Work required ▸ Leave out the pictures and copy everything else in the entries exactly.

(Entries taken from a collection)
------------------------------------------------

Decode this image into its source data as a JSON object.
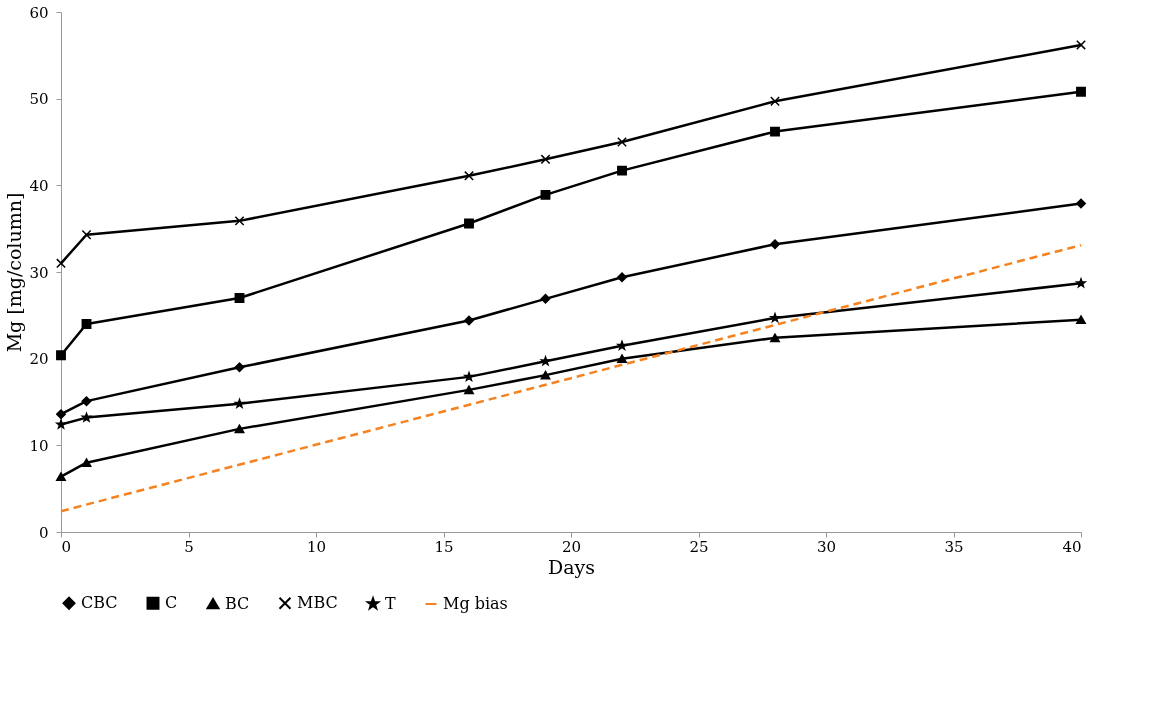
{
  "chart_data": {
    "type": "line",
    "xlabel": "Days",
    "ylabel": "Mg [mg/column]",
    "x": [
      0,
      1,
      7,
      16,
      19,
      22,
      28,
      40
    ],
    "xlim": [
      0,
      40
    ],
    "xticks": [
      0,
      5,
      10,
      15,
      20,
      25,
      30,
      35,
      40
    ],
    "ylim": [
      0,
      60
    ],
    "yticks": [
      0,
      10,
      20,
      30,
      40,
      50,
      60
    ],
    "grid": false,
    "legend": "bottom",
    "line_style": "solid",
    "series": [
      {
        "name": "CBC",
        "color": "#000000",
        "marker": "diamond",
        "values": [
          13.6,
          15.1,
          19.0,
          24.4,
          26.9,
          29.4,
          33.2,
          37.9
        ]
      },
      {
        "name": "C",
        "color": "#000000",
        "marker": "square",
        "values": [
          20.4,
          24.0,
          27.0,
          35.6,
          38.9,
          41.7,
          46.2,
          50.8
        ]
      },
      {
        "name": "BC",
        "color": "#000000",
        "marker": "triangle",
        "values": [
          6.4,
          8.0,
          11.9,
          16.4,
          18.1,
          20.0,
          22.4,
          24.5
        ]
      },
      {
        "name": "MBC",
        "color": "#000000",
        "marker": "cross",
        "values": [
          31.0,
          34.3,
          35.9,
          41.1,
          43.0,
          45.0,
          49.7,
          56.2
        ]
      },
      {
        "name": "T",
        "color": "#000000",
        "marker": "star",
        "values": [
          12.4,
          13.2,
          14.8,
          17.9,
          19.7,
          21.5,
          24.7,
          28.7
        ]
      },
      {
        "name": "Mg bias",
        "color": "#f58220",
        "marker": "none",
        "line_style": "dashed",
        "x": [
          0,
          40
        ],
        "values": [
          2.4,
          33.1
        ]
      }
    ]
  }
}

------------------------------------------------

Exercise output ▸
Decode this image into its source data as a JSON object.
{
  "chart_data": {
    "type": "line",
    "xlabel": "Days",
    "ylabel": "Mg [mg/column]",
    "x": [
      0,
      1,
      7,
      16,
      19,
      22,
      28,
      40
    ],
    "xlim": [
      0,
      40
    ],
    "xticks": [
      0,
      5,
      10,
      15,
      20,
      25,
      30,
      35,
      40
    ],
    "ylim": [
      0,
      60
    ],
    "yticks": [
      0,
      10,
      20,
      30,
      40,
      50,
      60
    ],
    "grid": false,
    "legend": "bottom",
    "line_style": "solid",
    "series": [
      {
        "name": "CBC",
        "color": "#000000",
        "marker": "diamond",
        "values": [
          13.6,
          15.1,
          19.0,
          24.4,
          26.9,
          29.4,
          33.2,
          37.9
        ]
      },
      {
        "name": "C",
        "color": "#000000",
        "marker": "square",
        "values": [
          20.4,
          24.0,
          27.0,
          35.6,
          38.9,
          41.7,
          46.2,
          50.8
        ]
      },
      {
        "name": "BC",
        "color": "#000000",
        "marker": "triangle",
        "values": [
          6.4,
          8.0,
          11.9,
          16.4,
          18.1,
          20.0,
          22.4,
          24.5
        ]
      },
      {
        "name": "MBC",
        "color": "#000000",
        "marker": "cross",
        "values": [
          31.0,
          34.3,
          35.9,
          41.1,
          43.0,
          45.0,
          49.7,
          56.2
        ]
      },
      {
        "name": "T",
        "color": "#000000",
        "marker": "star",
        "values": [
          12.4,
          13.2,
          14.8,
          17.9,
          19.7,
          21.5,
          24.7,
          28.7
        ]
      },
      {
        "name": "Mg bias",
        "color": "#f58220",
        "marker": "none",
        "line_style": "dashed",
        "x": [
          0,
          40
        ],
        "values": [
          2.4,
          33.1
        ]
      }
    ]
  }
}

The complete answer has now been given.